Extracted entries
#####
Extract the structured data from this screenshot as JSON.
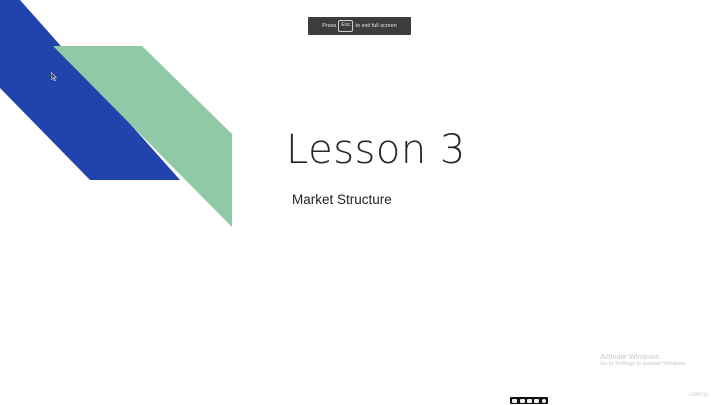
{
  "fullscreen_banner": {
    "prefix": "Press",
    "key": "Esc",
    "suffix": "to exit full screen"
  },
  "slide": {
    "title": "Lesson 3",
    "subtitle": "Market Structure",
    "colors": {
      "blue": "#2143ad",
      "green": "#8fc9a6",
      "background": "#ffffff"
    }
  },
  "watermark": {
    "title": "Activate Windows",
    "subtitle": "Go to Settings to activate Windows."
  },
  "player": {
    "controls": [
      "captions-icon",
      "transcript-icon",
      "notes-icon",
      "fullscreen-icon",
      "settings-icon"
    ]
  },
  "brand": {
    "label": "Udemy"
  }
}
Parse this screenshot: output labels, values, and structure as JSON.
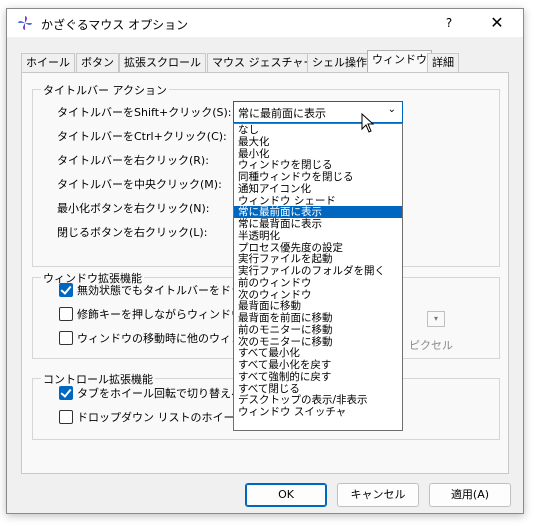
{
  "window": {
    "title": "かざぐるマウス オプション",
    "help_label": "?",
    "close_label": "✕"
  },
  "tabs": [
    {
      "label": "ホイール",
      "active": false
    },
    {
      "label": "ボタン",
      "active": false
    },
    {
      "label": "拡張スクロール",
      "active": false
    },
    {
      "label": "マウス ジェスチャー",
      "active": false
    },
    {
      "label": "シェル操作",
      "active": false
    },
    {
      "label": "ウィンドウ",
      "active": true
    },
    {
      "label": "詳細",
      "active": false
    }
  ],
  "titlebar_action": {
    "group_title": "タイトルバー アクション",
    "rows": [
      "タイトルバーをShift+クリック(S):",
      "タイトルバーをCtrl+クリック(C):",
      "タイトルバーを右クリック(R):",
      "タイトルバーを中央クリック(M):",
      "最小化ボタンを右クリック(N):",
      "閉じるボタンを右クリック(L):"
    ],
    "combo_value": "常に最前面に表示"
  },
  "dropdown": {
    "options": [
      "なし",
      "最大化",
      "最小化",
      "ウィンドウを閉じる",
      "同種ウィンドウを閉じる",
      "通知アイコン化",
      "ウィンドウ シェード",
      "常に最前面に表示",
      "常に最背面に表示",
      "半透明化",
      "プロセス優先度の設定",
      "実行ファイルを起動",
      "実行ファイルのフォルダを開く",
      "前のウィンドウ",
      "次のウィンドウ",
      "最背面に移動",
      "最背面を前面に移動",
      "前のモニターに移動",
      "次のモニターに移動",
      "すべて最小化",
      "すべて最小化を戻す",
      "すべて強制的に戻す",
      "すべて閉じる",
      "デスクトップの表示/非表示",
      "ウィンドウ スイッチャ"
    ],
    "selected_index": 7
  },
  "window_ext": {
    "group_title": "ウィンドウ拡張機能",
    "items": [
      {
        "label": "無効状態でもタイトルバーをドラッグ",
        "checked": true
      },
      {
        "label": "修飾キーを押しながらウィンドウ内を",
        "checked": false
      },
      {
        "label": "ウィンドウの移動時に他のウィンドウ",
        "checked": false
      }
    ],
    "unit_label": "ピクセル"
  },
  "control_ext": {
    "group_title": "コントロール拡張機能",
    "items": [
      {
        "label": "タブをホイール回転で切り替える(E",
        "checked": true
      },
      {
        "label": "ドロップダウン リストのホイールによる",
        "checked": false
      }
    ]
  },
  "footer": {
    "ok": "OK",
    "cancel": "キャンセル",
    "apply": "適用(A)"
  },
  "colors": {
    "accent": "#0067c0",
    "dialog_bg": "#f0f0f0",
    "panel_bg": "#f9f9f9"
  }
}
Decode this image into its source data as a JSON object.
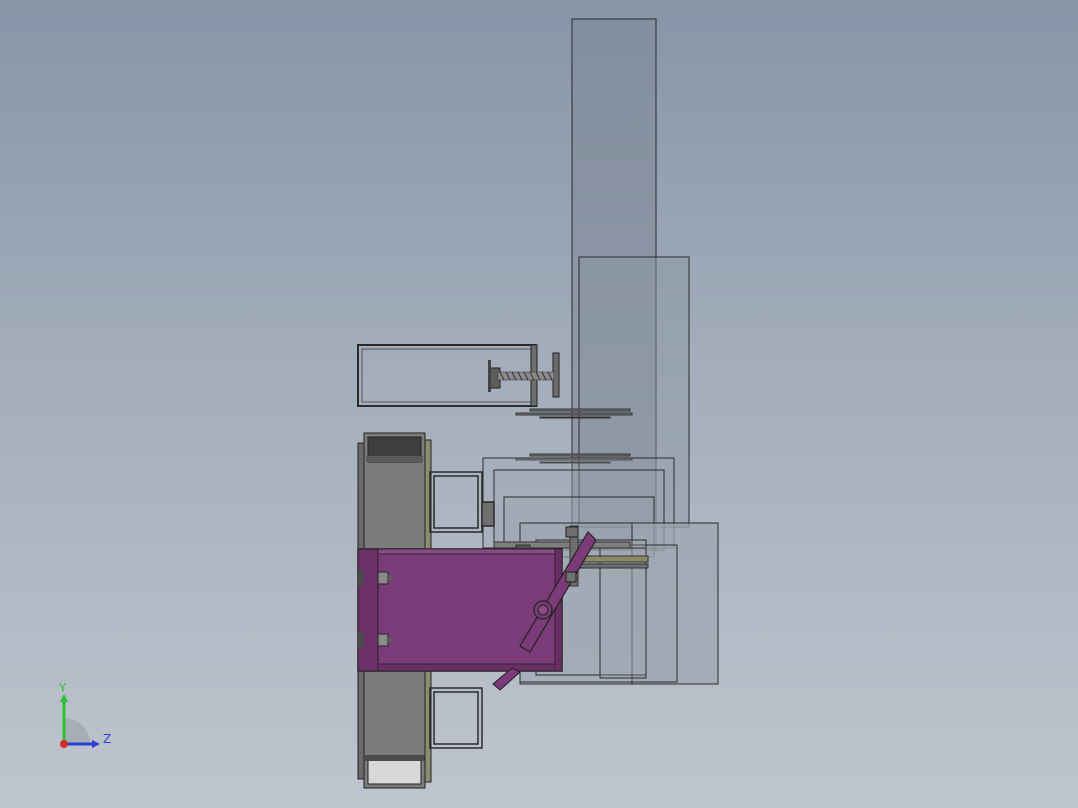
{
  "app": {
    "view": "3d-cad-viewport"
  },
  "triad": {
    "y_label": "Y",
    "z_label": "Z",
    "icons": [
      "y-axis-arrow-icon",
      "z-axis-arrow-icon",
      "x-axis-origin-icon"
    ]
  },
  "colors": {
    "background_top": "#8795a8",
    "background_bottom": "#bfc5ce",
    "accent_part": "#7b3a78",
    "steel": "#808080",
    "transparent_housing": "#9ba4b2",
    "y_axis": "#2ec12e",
    "z_axis": "#2b3fd6",
    "x_axis": "#d62b2b"
  }
}
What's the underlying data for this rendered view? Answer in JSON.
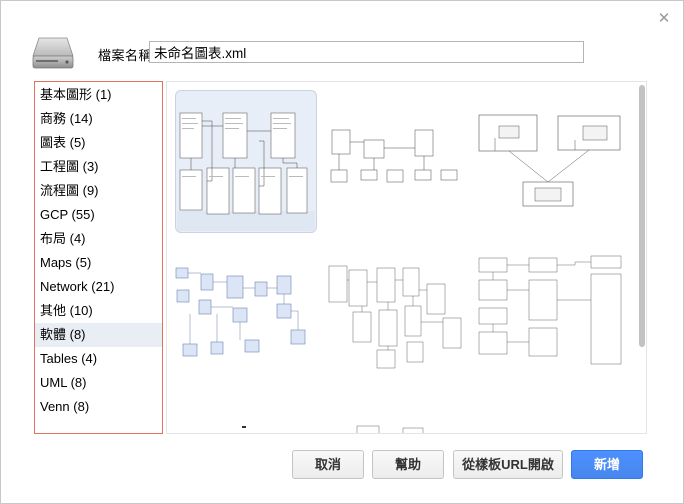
{
  "dialog": {
    "filename_label": "檔案名稱:",
    "filename_value": "未命名圖表.xml"
  },
  "categories": [
    {
      "label": "基本圖形 (1)"
    },
    {
      "label": "商務 (14)"
    },
    {
      "label": "圖表 (5)"
    },
    {
      "label": "工程圖 (3)"
    },
    {
      "label": "流程圖 (9)"
    },
    {
      "label": "GCP (55)"
    },
    {
      "label": "布局 (4)"
    },
    {
      "label": "Maps (5)"
    },
    {
      "label": "Network (21)"
    },
    {
      "label": "其他 (10)"
    },
    {
      "label": "軟體 (8)"
    },
    {
      "label": "Tables (4)"
    },
    {
      "label": "UML (8)"
    },
    {
      "label": "Venn (8)"
    }
  ],
  "selected_category": "軟體 (8)",
  "buttons": {
    "cancel": "取消",
    "help": "幫助",
    "from_template_url": "從樣板URL開啟",
    "create": "新增"
  },
  "colors": {
    "accent": "#4d90fe",
    "list_border": "#e0735f",
    "selected_bg": "#e9eef5"
  }
}
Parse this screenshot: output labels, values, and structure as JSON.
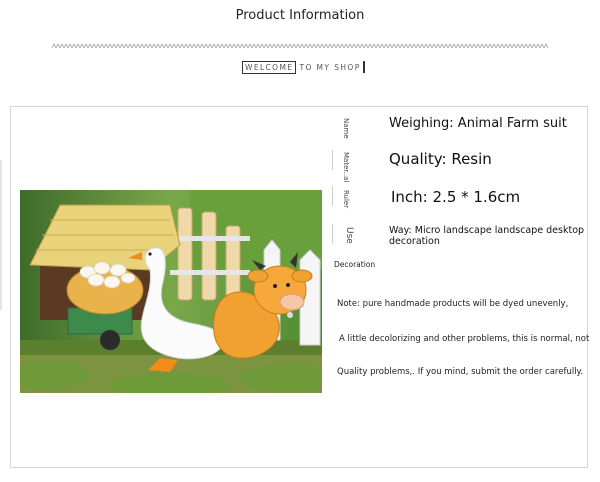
{
  "header": {
    "title": "Product Information"
  },
  "welcome": {
    "boxed": "WELCOME",
    "rest": "TO MY SHOP"
  },
  "side_labels": {
    "name": "Name",
    "material": "Mater..al",
    "ruler": "Ruler",
    "use": "Use",
    "decoration": "Decoration"
  },
  "specs": {
    "weighing": "Weighing: Animal Farm suit",
    "quality": "Quality: Resin",
    "inch": "Inch: 2.5 * 1.6cm",
    "way_line1": "Way: Micro landscape landscape desktop",
    "way_line2": "decoration"
  },
  "notes": {
    "line1": "Note: pure handmade products will be dyed unevenly,",
    "line2": "A little decolorizing and other problems, this is normal, not",
    "line3": "Quality problems,. If you mind, submit the order carefully."
  },
  "colors": {
    "zigzag": "#9a9a9a",
    "card_border": "#d6d6d6"
  }
}
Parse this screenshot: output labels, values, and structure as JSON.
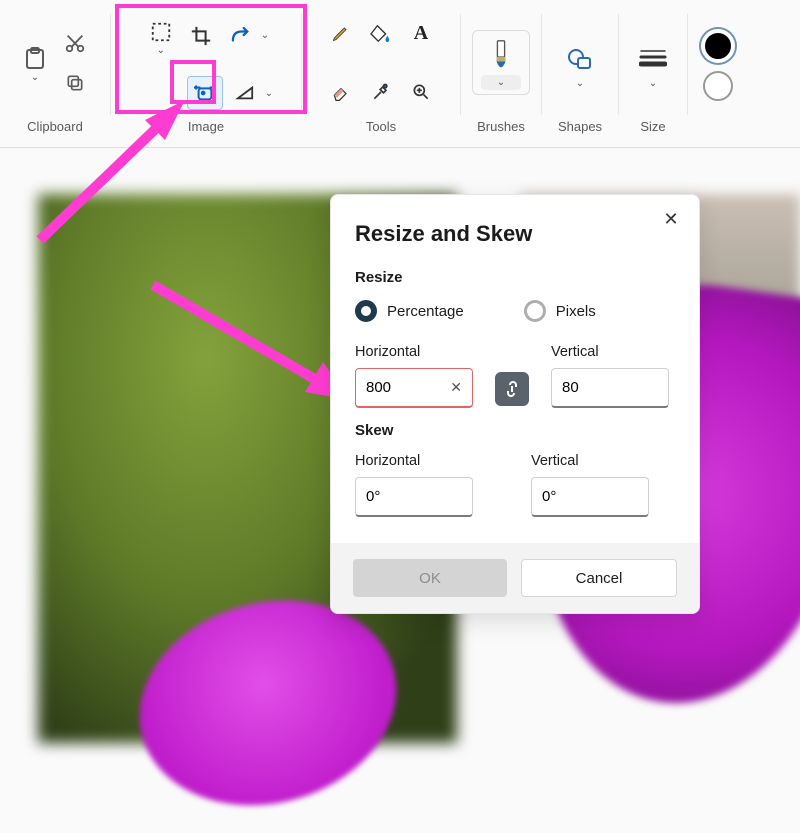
{
  "ribbon": {
    "groups": {
      "clipboard": {
        "label": "Clipboard"
      },
      "image": {
        "label": "Image"
      },
      "tools": {
        "label": "Tools"
      },
      "brushes": {
        "label": "Brushes"
      },
      "shapes": {
        "label": "Shapes"
      },
      "size": {
        "label": "Size"
      }
    }
  },
  "dialog": {
    "title": "Resize and Skew",
    "close_icon": "✕",
    "resize": {
      "heading": "Resize",
      "units": {
        "percentage": "Percentage",
        "pixels": "Pixels",
        "selected": "percentage"
      },
      "horizontal": {
        "label": "Horizontal",
        "value": "800",
        "invalid": true
      },
      "vertical": {
        "label": "Vertical",
        "value": "80"
      },
      "link_aspect": true
    },
    "skew": {
      "heading": "Skew",
      "horizontal": {
        "label": "Horizontal",
        "value": "0°"
      },
      "vertical": {
        "label": "Vertical",
        "value": "0°"
      }
    },
    "buttons": {
      "ok": "OK",
      "cancel": "Cancel"
    }
  },
  "colors": {
    "primary": "#000000",
    "secondary": "#ffffff"
  },
  "annotation": {
    "arrow_color": "#ff3cd1"
  }
}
#####
Objective
Quote every entry exactly, with the pictures omitted.

Written solution
Extract the structured data from this screenshot as JSON.
{
  "fullscreen_banner": {
    "prefix": "Press",
    "key": "Esc",
    "suffix": "to exit full screen"
  },
  "slide": {
    "title": "Lesson 3",
    "subtitle": "Market Structure",
    "colors": {
      "blue": "#2143ad",
      "green": "#8fc9a6",
      "background": "#ffffff"
    }
  },
  "watermark": {
    "title": "Activate Windows",
    "subtitle": "Go to Settings to activate Windows."
  },
  "player": {
    "controls": [
      "captions-icon",
      "transcript-icon",
      "notes-icon",
      "fullscreen-icon",
      "settings-icon"
    ]
  },
  "brand": {
    "label": "Udemy"
  }
}
Parse this screenshot: output labels, values, and structure as JSON.
{
  "window": {
    "title": "かざぐるマウス オプション",
    "help_label": "?",
    "close_label": "✕"
  },
  "tabs": [
    {
      "label": "ホイール",
      "active": false
    },
    {
      "label": "ボタン",
      "active": false
    },
    {
      "label": "拡張スクロール",
      "active": false
    },
    {
      "label": "マウス ジェスチャー",
      "active": false
    },
    {
      "label": "シェル操作",
      "active": false
    },
    {
      "label": "ウィンドウ",
      "active": true
    },
    {
      "label": "詳細",
      "active": false
    }
  ],
  "titlebar_action": {
    "group_title": "タイトルバー アクション",
    "rows": [
      "タイトルバーをShift+クリック(S):",
      "タイトルバーをCtrl+クリック(C):",
      "タイトルバーを右クリック(R):",
      "タイトルバーを中央クリック(M):",
      "最小化ボタンを右クリック(N):",
      "閉じるボタンを右クリック(L):"
    ],
    "combo_value": "常に最前面に表示"
  },
  "dropdown": {
    "options": [
      "なし",
      "最大化",
      "最小化",
      "ウィンドウを閉じる",
      "同種ウィンドウを閉じる",
      "通知アイコン化",
      "ウィンドウ シェード",
      "常に最前面に表示",
      "常に最背面に表示",
      "半透明化",
      "プロセス優先度の設定",
      "実行ファイルを起動",
      "実行ファイルのフォルダを開く",
      "前のウィンドウ",
      "次のウィンドウ",
      "最背面に移動",
      "最背面を前面に移動",
      "前のモニターに移動",
      "次のモニターに移動",
      "すべて最小化",
      "すべて最小化を戻す",
      "すべて強制的に戻す",
      "すべて閉じる",
      "デスクトップの表示/非表示",
      "ウィンドウ スイッチャ"
    ],
    "selected_index": 7
  },
  "window_ext": {
    "group_title": "ウィンドウ拡張機能",
    "items": [
      {
        "label": "無効状態でもタイトルバーをドラッグ",
        "checked": true
      },
      {
        "label": "修飾キーを押しながらウィンドウ内を",
        "checked": false
      },
      {
        "label": "ウィンドウの移動時に他のウィンドウ",
        "checked": false
      }
    ],
    "unit_label": "ピクセル"
  },
  "control_ext": {
    "group_title": "コントロール拡張機能",
    "items": [
      {
        "label": "タブをホイール回転で切り替える(E",
        "checked": true
      },
      {
        "label": "ドロップダウン リストのホイールによる",
        "checked": false
      }
    ]
  },
  "footer": {
    "ok": "OK",
    "cancel": "キャンセル",
    "apply": "適用(A)"
  },
  "colors": {
    "accent": "#0067c0",
    "dialog_bg": "#f0f0f0",
    "panel_bg": "#f9f9f9"
  }
}
Decode this image into its source data as a JSON object.
{
  "app": {
    "view": "3d-cad-viewport"
  },
  "triad": {
    "y_label": "Y",
    "z_label": "Z",
    "icons": [
      "y-axis-arrow-icon",
      "z-axis-arrow-icon",
      "x-axis-origin-icon"
    ]
  },
  "colors": {
    "background_top": "#8795a8",
    "background_bottom": "#bfc5ce",
    "accent_part": "#7b3a78",
    "steel": "#808080",
    "transparent_housing": "#9ba4b2",
    "y_axis": "#2ec12e",
    "z_axis": "#2b3fd6",
    "x_axis": "#d62b2b"
  }
}
What's the underlying data for this rendered view? Answer in JSON.
{
  "dialog": {
    "filename_label": "檔案名稱:",
    "filename_value": "未命名圖表.xml"
  },
  "categories": [
    {
      "label": "基本圖形 (1)"
    },
    {
      "label": "商務 (14)"
    },
    {
      "label": "圖表 (5)"
    },
    {
      "label": "工程圖 (3)"
    },
    {
      "label": "流程圖 (9)"
    },
    {
      "label": "GCP (55)"
    },
    {
      "label": "布局 (4)"
    },
    {
      "label": "Maps (5)"
    },
    {
      "label": "Network (21)"
    },
    {
      "label": "其他 (10)"
    },
    {
      "label": "軟體 (8)"
    },
    {
      "label": "Tables (4)"
    },
    {
      "label": "UML (8)"
    },
    {
      "label": "Venn (8)"
    }
  ],
  "selected_category": "軟體 (8)",
  "buttons": {
    "cancel": "取消",
    "help": "幫助",
    "from_template_url": "從樣板URL開啟",
    "create": "新增"
  },
  "colors": {
    "accent": "#4d90fe",
    "list_border": "#e0735f",
    "selected_bg": "#e9eef5"
  }
}
Parse this screenshot: output labels, values, and structure as JSON.
{
  "header": {
    "title": "Product Information"
  },
  "welcome": {
    "boxed": "WELCOME",
    "rest": "TO MY SHOP"
  },
  "side_labels": {
    "name": "Name",
    "material": "Mater..al",
    "ruler": "Ruler",
    "use": "Use",
    "decoration": "Decoration"
  },
  "specs": {
    "weighing": "Weighing: Animal Farm suit",
    "quality": "Quality: Resin",
    "inch": "Inch: 2.5 * 1.6cm",
    "way_line1": "Way: Micro landscape landscape desktop",
    "way_line2": "decoration"
  },
  "notes": {
    "line1": "Note: pure handmade products will be dyed unevenly,",
    "line2": "A little decolorizing and other problems, this is normal, not",
    "line3": "Quality problems,. If you mind, submit the order carefully."
  },
  "colors": {
    "zigzag": "#9a9a9a",
    "card_border": "#d6d6d6"
  }
}
Parse this screenshot: output labels, values, and structure as JSON.
{
  "ribbon": {
    "groups": {
      "clipboard": {
        "label": "Clipboard"
      },
      "image": {
        "label": "Image"
      },
      "tools": {
        "label": "Tools"
      },
      "brushes": {
        "label": "Brushes"
      },
      "shapes": {
        "label": "Shapes"
      },
      "size": {
        "label": "Size"
      }
    }
  },
  "dialog": {
    "title": "Resize and Skew",
    "close_icon": "✕",
    "resize": {
      "heading": "Resize",
      "units": {
        "percentage": "Percentage",
        "pixels": "Pixels",
        "selected": "percentage"
      },
      "horizontal": {
        "label": "Horizontal",
        "value": "800",
        "invalid": true
      },
      "vertical": {
        "label": "Vertical",
        "value": "80"
      },
      "link_aspect": true
    },
    "skew": {
      "heading": "Skew",
      "horizontal": {
        "label": "Horizontal",
        "value": "0°"
      },
      "vertical": {
        "label": "Vertical",
        "value": "0°"
      }
    },
    "buttons": {
      "ok": "OK",
      "cancel": "Cancel"
    }
  },
  "colors": {
    "primary": "#000000",
    "secondary": "#ffffff"
  },
  "annotation": {
    "arrow_color": "#ff3cd1"
  }
}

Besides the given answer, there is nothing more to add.